Task to carry out> Pictures should be excluded; otherwise, copy every entry exactly.
================
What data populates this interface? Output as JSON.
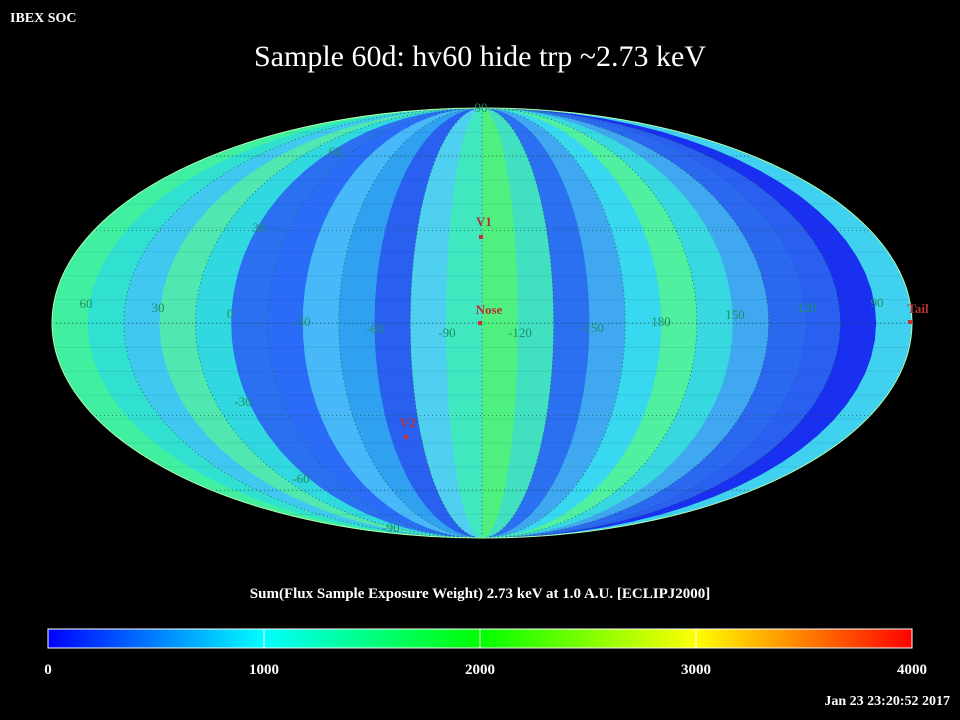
{
  "header": {
    "source": "IBEX SOC",
    "title": "Sample 60d: hv60 hide trp ~2.73 keV"
  },
  "map": {
    "grid_labels": [
      "90",
      "60",
      "30",
      "60",
      "30",
      "0",
      "-30",
      "-60",
      "-90",
      "-120",
      "-150",
      "180",
      "150",
      "120",
      "90",
      "-30",
      "-60",
      "-90"
    ],
    "markers": [
      "V1",
      "Nose",
      "V2",
      "Tail"
    ]
  },
  "colorbar": {
    "label": "Sum(Flux Sample Exposure Weight)  2.73 keV at 1.0 A.U. [ECLIPJ2000]",
    "lim": [
      0,
      4000
    ],
    "ticks": [
      0,
      1000,
      2000,
      3000,
      4000
    ]
  },
  "footer": {
    "timestamp": "Jan 23 23:20:52 2017"
  }
}
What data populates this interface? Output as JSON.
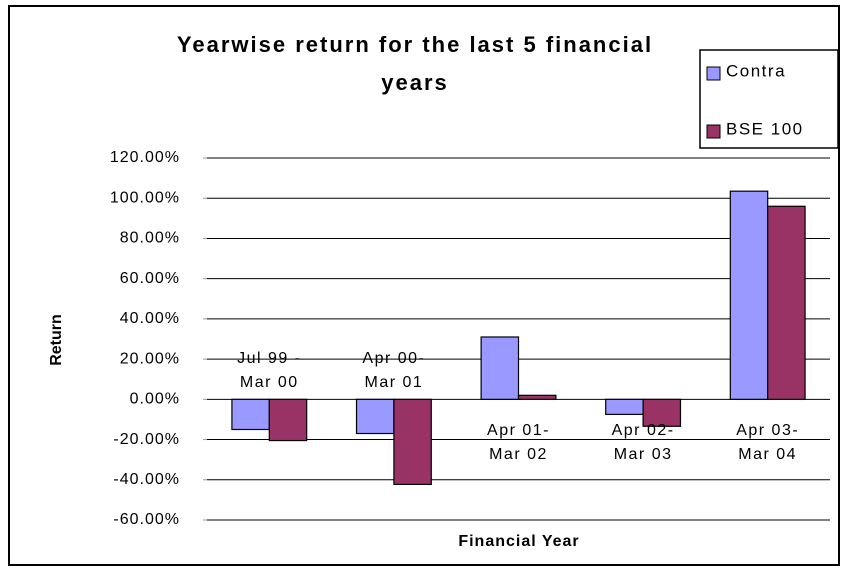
{
  "chart_data": {
    "type": "bar",
    "title": "Yearwise return for the last 5 financial\nyears",
    "x_label": "Financial Year",
    "y_label": "Return",
    "categories": [
      "Jul 99 -\nMar 00",
      "Apr 00-\nMar 01",
      "Apr 01-\nMar 02",
      "Apr 02-\nMar 03",
      "Apr 03-\nMar 04"
    ],
    "series": [
      {
        "name": "Contra",
        "color": "#9999ff",
        "values": [
          -15,
          -17,
          31,
          -7.5,
          103.5
        ]
      },
      {
        "name": "BSE 100",
        "color": "#993366",
        "values": [
          -20.5,
          -42.3,
          2,
          -13.4,
          96
        ]
      }
    ],
    "ylim": [
      -60,
      120
    ],
    "yticks": [
      {
        "value": -60,
        "label": "-60.00%"
      },
      {
        "value": -40,
        "label": "-40.00%"
      },
      {
        "value": -20,
        "label": "-20.00%"
      },
      {
        "value": 0,
        "label": "0.00%"
      },
      {
        "value": 20,
        "label": "20.00%"
      },
      {
        "value": 40,
        "label": "40.00%"
      },
      {
        "value": 60,
        "label": "60.00%"
      },
      {
        "value": 80,
        "label": "80.00%"
      },
      {
        "value": 100,
        "label": "100.00%"
      },
      {
        "value": 120,
        "label": "120.00%"
      }
    ],
    "grid": true,
    "legend": "top-right"
  }
}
================
Worked solution>
What data populates this interface? Output as JSON.
{
  "header": {
    "source": "IBEX SOC",
    "title": "Sample 60d: hv60 hide trp ~2.73 keV"
  },
  "map": {
    "grid_labels": [
      "90",
      "60",
      "30",
      "60",
      "30",
      "0",
      "-30",
      "-60",
      "-90",
      "-120",
      "-150",
      "180",
      "150",
      "120",
      "90",
      "-30",
      "-60",
      "-90"
    ],
    "markers": [
      "V1",
      "Nose",
      "V2",
      "Tail"
    ]
  },
  "colorbar": {
    "label": "Sum(Flux Sample Exposure Weight)  2.73 keV at 1.0 A.U. [ECLIPJ2000]",
    "lim": [
      0,
      4000
    ],
    "ticks": [
      0,
      1000,
      2000,
      3000,
      4000
    ]
  },
  "footer": {
    "timestamp": "Jan 23 23:20:52 2017"
  }
}
What data populates this interface? Output as JSON.
{
  "chart_data": {
    "type": "bar",
    "title": "Yearwise return for the last 5 financial\nyears",
    "x_label": "Financial Year",
    "y_label": "Return",
    "categories": [
      "Jul 99 -\nMar 00",
      "Apr 00-\nMar 01",
      "Apr 01-\nMar 02",
      "Apr 02-\nMar 03",
      "Apr 03-\nMar 04"
    ],
    "series": [
      {
        "name": "Contra",
        "color": "#9999ff",
        "values": [
          -15,
          -17,
          31,
          -7.5,
          103.5
        ]
      },
      {
        "name": "BSE 100",
        "color": "#993366",
        "values": [
          -20.5,
          -42.3,
          2,
          -13.4,
          96
        ]
      }
    ],
    "ylim": [
      -60,
      120
    ],
    "yticks": [
      {
        "value": -60,
        "label": "-60.00%"
      },
      {
        "value": -40,
        "label": "-40.00%"
      },
      {
        "value": -20,
        "label": "-20.00%"
      },
      {
        "value": 0,
        "label": "0.00%"
      },
      {
        "value": 20,
        "label": "20.00%"
      },
      {
        "value": 40,
        "label": "40.00%"
      },
      {
        "value": 60,
        "label": "60.00%"
      },
      {
        "value": 80,
        "label": "80.00%"
      },
      {
        "value": 100,
        "label": "100.00%"
      },
      {
        "value": 120,
        "label": "120.00%"
      }
    ],
    "grid": true,
    "legend": "top-right"
  }
}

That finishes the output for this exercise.